• Task requirements
Leave out the pictures and return every entry exactly as it appears.

[Start of Records for this exercise]

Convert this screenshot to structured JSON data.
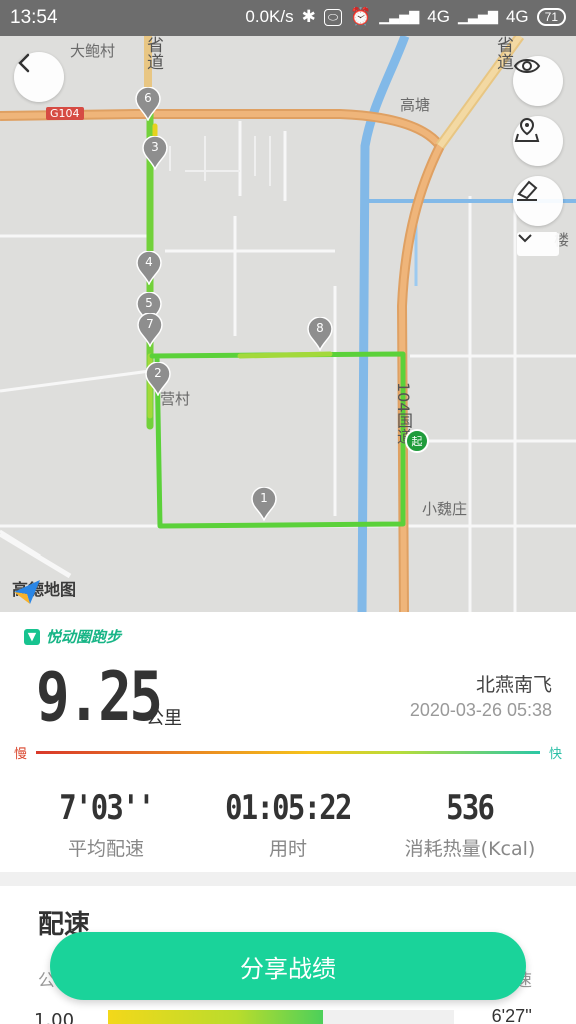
{
  "status_bar": {
    "time": "13:54",
    "net_speed": "0.0K/s",
    "signal1": "4G",
    "signal2": "4G",
    "battery": "71",
    "icons": [
      "bluetooth-icon",
      "hd-icon",
      "alarm-icon",
      "signal-icon",
      "battery-icon"
    ]
  },
  "map": {
    "labels": {
      "village_top": "大鲍村",
      "road_province_top": "省道",
      "road_g104": "G104",
      "gaotang": "高塘",
      "road_province_right": "省道",
      "lou": "楼",
      "ying_village": "营村",
      "road_104": "104国道",
      "xiaowei": "小魏庄",
      "start": "起"
    },
    "markers": [
      "1",
      "2",
      "3",
      "4",
      "5",
      "6",
      "7",
      "8"
    ],
    "logo": "高德地图",
    "controls": [
      "back-icon",
      "eye-icon",
      "map-pin-icon",
      "eraser-icon",
      "chevron-down-icon"
    ]
  },
  "summary": {
    "brand": "悦动圈跑步",
    "distance": "9.25",
    "distance_unit": "公里",
    "user": "北燕南飞",
    "datetime": "2020-03-26 05:38",
    "slow": "慢",
    "fast": "快",
    "avg_pace": "7'03''",
    "avg_pace_label": "平均配速",
    "duration": "01:05:22",
    "duration_label": "用时",
    "calories": "536",
    "calories_label": "消耗热量(Kcal)"
  },
  "pace_section": {
    "title": "配速",
    "col_left": "公",
    "col_right": "速",
    "rows": [
      {
        "km": "1.00",
        "pace": "6'27''",
        "bar_fraction": 0.62
      }
    ]
  },
  "share_button": "分享战绩"
}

[End of Records for this exercise]

• Task result
Convert this screenshot to structured JSON data.
{
  "status_bar": {
    "time": "13:54",
    "net_speed": "0.0K/s",
    "signal1": "4G",
    "signal2": "4G",
    "battery": "71",
    "icons": [
      "bluetooth-icon",
      "hd-icon",
      "alarm-icon",
      "signal-icon",
      "battery-icon"
    ]
  },
  "map": {
    "labels": {
      "village_top": "大鲍村",
      "road_province_top": "省道",
      "road_g104": "G104",
      "gaotang": "高塘",
      "road_province_right": "省道",
      "lou": "楼",
      "ying_village": "营村",
      "road_104": "104国道",
      "xiaowei": "小魏庄",
      "start": "起"
    },
    "markers": [
      "1",
      "2",
      "3",
      "4",
      "5",
      "6",
      "7",
      "8"
    ],
    "logo": "高德地图",
    "controls": [
      "back-icon",
      "eye-icon",
      "map-pin-icon",
      "eraser-icon",
      "chevron-down-icon"
    ]
  },
  "summary": {
    "brand": "悦动圈跑步",
    "distance": "9.25",
    "distance_unit": "公里",
    "user": "北燕南飞",
    "datetime": "2020-03-26 05:38",
    "slow": "慢",
    "fast": "快",
    "avg_pace": "7'03''",
    "avg_pace_label": "平均配速",
    "duration": "01:05:22",
    "duration_label": "用时",
    "calories": "536",
    "calories_label": "消耗热量(Kcal)"
  },
  "pace_section": {
    "title": "配速",
    "col_left": "公",
    "col_right": "速",
    "rows": [
      {
        "km": "1.00",
        "pace": "6'27''",
        "bar_fraction": 0.62
      }
    ]
  },
  "share_button": "分享战绩"
}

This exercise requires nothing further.